# Question Of The Week... (2020 week 8)



## ripjack13 (Feb 16, 2020)

*What are the best and worst woodworking related purchases you’ve ever made? *







**Rules**
There is no minimum post requirement,
primates, woodticks, wood spinners, and leprechauns are welcome to post an answer.
One leprechaun is worth a barrel of monkeys....


----------



## woodtickgreg (Feb 16, 2020)

Best purchase I have at this point is my Laguna 1836 lathe, it was such a step up from my old delta Reeves drive.
Worst?...........only thing that I can think of is a couple of unsavable Stanley planes that I couldn't even get any decent parts off of, lol.

Reactions: Like 3


----------



## T. Ben (Feb 16, 2020)

I don't know if i have a worst,yet. Best would be the lathe so far.

Reactions: Like 3


----------



## pinky (Feb 16, 2020)

The best is easy. My Oneway lathe. Paid $3400. It came with so many accessories, chucks, sorby chisels, faceplates, etc. that I sold off $3100 of stuff. In it $300!

Bought a few things used that I never use. Drill doctor, Jet wet sharpener, Kreg jig... etc.

Reactions: Like 2 | Way Cool 2


----------



## Tony (Feb 16, 2020)

My best was a Rockwell 14" bandsaw with the enclosed stand I bought for $250 about 25 years ago, still going strong. Worst is probably the 18" Grizzly drum sander I have that isn't working now and has been a PITA since I got it.

Reactions: Like 1 | Informative 1


----------



## Tom Smart (Feb 16, 2020)

..............................

Stated goal
How would you put this sentence from the woodworking thread into Spanish: "Best purchase I have at this point is my Laguna 1836 lathe, it was such a step up from my old delta Reeves drive." The items that come next have no connection to the woodworking thread.

Region and label listings:
..............................

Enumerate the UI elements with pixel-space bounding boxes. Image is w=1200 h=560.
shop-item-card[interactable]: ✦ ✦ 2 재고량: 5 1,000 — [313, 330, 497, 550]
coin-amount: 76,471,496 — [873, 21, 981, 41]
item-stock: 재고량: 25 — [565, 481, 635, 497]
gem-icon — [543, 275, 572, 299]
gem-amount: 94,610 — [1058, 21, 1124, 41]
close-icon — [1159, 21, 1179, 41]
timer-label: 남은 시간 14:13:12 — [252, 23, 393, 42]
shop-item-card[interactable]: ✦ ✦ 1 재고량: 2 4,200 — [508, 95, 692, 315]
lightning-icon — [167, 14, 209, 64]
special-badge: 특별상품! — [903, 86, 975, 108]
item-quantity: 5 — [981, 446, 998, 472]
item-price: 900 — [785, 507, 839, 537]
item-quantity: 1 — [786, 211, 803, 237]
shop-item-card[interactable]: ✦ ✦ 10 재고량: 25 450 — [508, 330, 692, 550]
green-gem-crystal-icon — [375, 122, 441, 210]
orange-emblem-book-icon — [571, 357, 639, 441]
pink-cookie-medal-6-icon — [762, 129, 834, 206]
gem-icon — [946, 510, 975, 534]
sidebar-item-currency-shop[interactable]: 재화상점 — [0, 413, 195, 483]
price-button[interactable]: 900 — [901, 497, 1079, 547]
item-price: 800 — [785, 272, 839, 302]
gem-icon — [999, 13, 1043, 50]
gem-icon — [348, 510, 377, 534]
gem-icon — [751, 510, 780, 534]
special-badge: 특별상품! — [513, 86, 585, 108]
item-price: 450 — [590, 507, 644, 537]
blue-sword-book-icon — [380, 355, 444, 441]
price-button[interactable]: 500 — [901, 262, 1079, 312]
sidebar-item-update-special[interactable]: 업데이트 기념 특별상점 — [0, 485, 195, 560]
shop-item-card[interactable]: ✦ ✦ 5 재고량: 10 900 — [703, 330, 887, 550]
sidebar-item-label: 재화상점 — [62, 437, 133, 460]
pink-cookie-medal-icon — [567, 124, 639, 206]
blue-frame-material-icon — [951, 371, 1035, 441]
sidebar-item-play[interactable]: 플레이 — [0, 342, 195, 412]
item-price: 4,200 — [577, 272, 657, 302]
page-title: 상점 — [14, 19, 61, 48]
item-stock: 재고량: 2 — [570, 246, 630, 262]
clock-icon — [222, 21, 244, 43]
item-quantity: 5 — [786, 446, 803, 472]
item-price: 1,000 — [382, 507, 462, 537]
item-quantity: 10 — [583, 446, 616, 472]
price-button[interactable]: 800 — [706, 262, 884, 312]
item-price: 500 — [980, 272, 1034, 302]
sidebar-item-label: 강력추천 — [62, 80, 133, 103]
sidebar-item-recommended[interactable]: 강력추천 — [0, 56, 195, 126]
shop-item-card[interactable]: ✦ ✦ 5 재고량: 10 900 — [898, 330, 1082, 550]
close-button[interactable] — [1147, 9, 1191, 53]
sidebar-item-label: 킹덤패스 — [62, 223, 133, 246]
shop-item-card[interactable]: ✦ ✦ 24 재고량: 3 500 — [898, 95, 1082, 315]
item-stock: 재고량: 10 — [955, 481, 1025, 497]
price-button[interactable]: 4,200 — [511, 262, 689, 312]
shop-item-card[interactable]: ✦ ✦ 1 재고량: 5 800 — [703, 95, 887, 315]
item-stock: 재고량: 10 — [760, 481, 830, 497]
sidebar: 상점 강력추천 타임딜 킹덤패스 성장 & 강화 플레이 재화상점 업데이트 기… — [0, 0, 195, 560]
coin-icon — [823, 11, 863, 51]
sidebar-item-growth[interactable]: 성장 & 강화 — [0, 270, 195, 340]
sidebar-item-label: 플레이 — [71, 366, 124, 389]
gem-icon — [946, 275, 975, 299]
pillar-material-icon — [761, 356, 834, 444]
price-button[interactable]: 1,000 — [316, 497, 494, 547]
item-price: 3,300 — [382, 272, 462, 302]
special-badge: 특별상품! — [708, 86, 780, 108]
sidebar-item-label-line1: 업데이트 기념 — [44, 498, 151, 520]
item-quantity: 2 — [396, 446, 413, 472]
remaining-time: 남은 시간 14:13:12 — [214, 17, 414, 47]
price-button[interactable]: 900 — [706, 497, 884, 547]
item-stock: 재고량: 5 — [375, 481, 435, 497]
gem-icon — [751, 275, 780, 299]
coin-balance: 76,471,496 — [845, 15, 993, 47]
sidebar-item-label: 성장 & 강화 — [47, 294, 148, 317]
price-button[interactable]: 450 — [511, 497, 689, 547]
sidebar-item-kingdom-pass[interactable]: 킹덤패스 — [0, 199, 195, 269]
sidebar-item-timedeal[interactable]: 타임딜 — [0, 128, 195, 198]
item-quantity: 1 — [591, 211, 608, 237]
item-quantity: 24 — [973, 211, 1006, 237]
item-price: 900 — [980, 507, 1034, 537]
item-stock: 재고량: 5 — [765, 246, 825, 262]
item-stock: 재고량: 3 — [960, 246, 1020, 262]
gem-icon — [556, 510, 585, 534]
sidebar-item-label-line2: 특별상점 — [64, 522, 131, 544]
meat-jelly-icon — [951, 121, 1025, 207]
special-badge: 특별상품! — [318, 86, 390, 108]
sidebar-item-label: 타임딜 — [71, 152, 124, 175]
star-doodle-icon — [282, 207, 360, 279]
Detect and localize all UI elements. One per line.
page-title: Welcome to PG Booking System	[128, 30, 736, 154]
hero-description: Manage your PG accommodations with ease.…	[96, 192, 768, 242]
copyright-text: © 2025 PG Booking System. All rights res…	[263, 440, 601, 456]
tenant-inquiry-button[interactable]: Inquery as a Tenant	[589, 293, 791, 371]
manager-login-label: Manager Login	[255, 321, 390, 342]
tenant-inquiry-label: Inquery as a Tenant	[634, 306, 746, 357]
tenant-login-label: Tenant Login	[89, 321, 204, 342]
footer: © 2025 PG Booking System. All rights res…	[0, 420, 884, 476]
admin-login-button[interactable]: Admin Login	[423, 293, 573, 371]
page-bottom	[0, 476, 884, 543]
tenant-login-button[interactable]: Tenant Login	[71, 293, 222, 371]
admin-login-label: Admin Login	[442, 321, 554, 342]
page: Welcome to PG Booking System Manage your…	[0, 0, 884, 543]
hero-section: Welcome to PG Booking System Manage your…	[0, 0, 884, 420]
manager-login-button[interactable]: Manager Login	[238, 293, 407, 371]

..............................

Result below
La mejor compra que tengo hasta ahora es mi torno Laguna 1836; fue un gran salto respecto a mi viejo Delta con transmisión Reeves.